Data entries
· · · · · · ·
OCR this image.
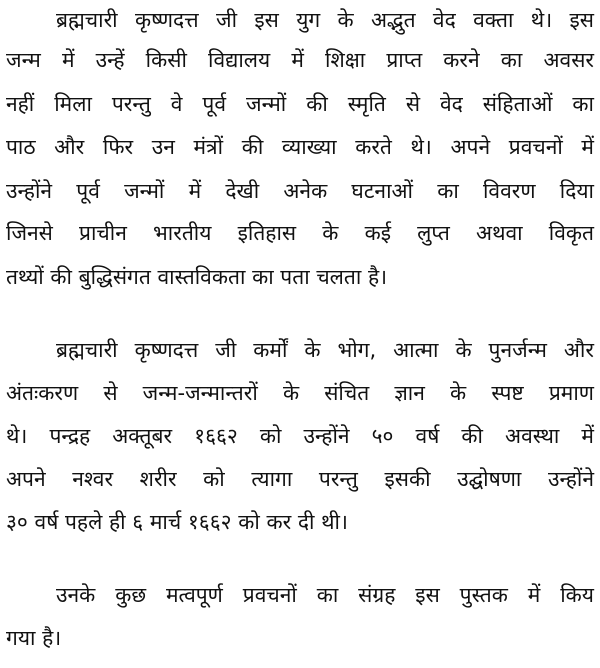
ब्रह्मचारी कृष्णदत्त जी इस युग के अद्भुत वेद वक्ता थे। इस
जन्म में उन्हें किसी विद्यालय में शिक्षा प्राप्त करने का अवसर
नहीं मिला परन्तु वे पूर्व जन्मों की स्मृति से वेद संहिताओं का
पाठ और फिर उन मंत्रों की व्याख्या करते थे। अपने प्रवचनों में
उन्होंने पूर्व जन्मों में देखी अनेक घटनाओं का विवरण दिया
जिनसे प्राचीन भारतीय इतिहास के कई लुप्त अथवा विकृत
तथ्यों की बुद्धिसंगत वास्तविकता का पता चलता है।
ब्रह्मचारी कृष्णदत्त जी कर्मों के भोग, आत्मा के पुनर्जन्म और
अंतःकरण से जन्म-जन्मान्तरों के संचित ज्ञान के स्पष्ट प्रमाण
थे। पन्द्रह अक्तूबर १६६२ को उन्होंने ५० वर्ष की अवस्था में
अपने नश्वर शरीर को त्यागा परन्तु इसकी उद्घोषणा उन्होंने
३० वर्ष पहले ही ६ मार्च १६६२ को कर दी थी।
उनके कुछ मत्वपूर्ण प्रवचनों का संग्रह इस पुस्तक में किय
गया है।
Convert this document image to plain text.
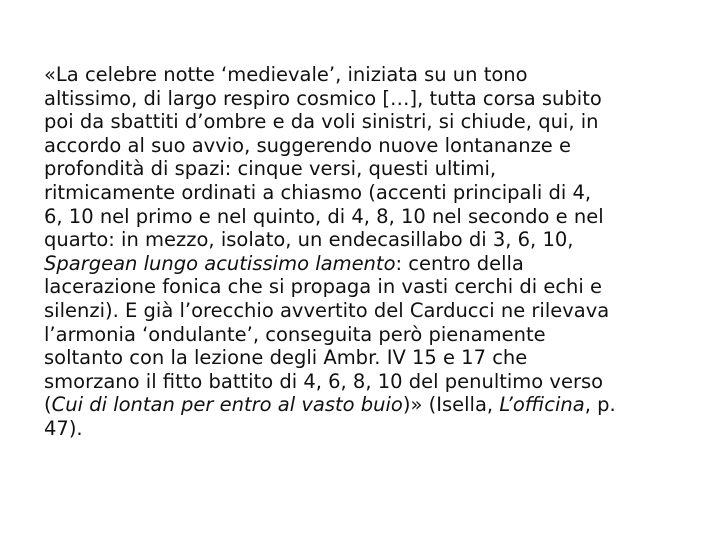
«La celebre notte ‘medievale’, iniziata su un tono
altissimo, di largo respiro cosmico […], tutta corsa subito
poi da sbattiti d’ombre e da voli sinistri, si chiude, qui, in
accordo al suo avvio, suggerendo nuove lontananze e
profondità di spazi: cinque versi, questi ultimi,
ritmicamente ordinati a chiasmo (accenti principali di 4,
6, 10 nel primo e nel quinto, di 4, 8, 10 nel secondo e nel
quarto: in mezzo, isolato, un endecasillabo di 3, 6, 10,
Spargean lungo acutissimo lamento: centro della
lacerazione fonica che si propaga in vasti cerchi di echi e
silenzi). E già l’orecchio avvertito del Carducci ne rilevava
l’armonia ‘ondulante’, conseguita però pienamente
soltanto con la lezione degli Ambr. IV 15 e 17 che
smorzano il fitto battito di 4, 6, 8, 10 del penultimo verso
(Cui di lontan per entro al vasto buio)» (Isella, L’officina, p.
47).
· · · · · · ·
Your task is to quote exactly the lines from the one with "Convert this document image to plain text." through the end of the material, both included, without reproducing any pictures.

Convert this document image to plain text.
«La celebre notte ‘medievale’, iniziata su un tono
altissimo, di largo respiro cosmico […], tutta corsa subito
poi da sbattiti d’ombre e da voli sinistri, si chiude, qui, in
accordo al suo avvio, suggerendo nuove lontananze e
profondità di spazi: cinque versi, questi ultimi,
ritmicamente ordinati a chiasmo (accenti principali di 4,
6, 10 nel primo e nel quinto, di 4, 8, 10 nel secondo e nel
quarto: in mezzo, isolato, un endecasillabo di 3, 6, 10,
Spargean lungo acutissimo lamento: centro della
lacerazione fonica che si propaga in vasti cerchi di echi e
silenzi). E già l’orecchio avvertito del Carducci ne rilevava
l’armonia ‘ondulante’, conseguita però pienamente
soltanto con la lezione degli Ambr. IV 15 e 17 che
smorzano il fitto battito di 4, 6, 8, 10 del penultimo verso
(Cui di lontan per entro al vasto buio)» (Isella, L’officina, p.
47).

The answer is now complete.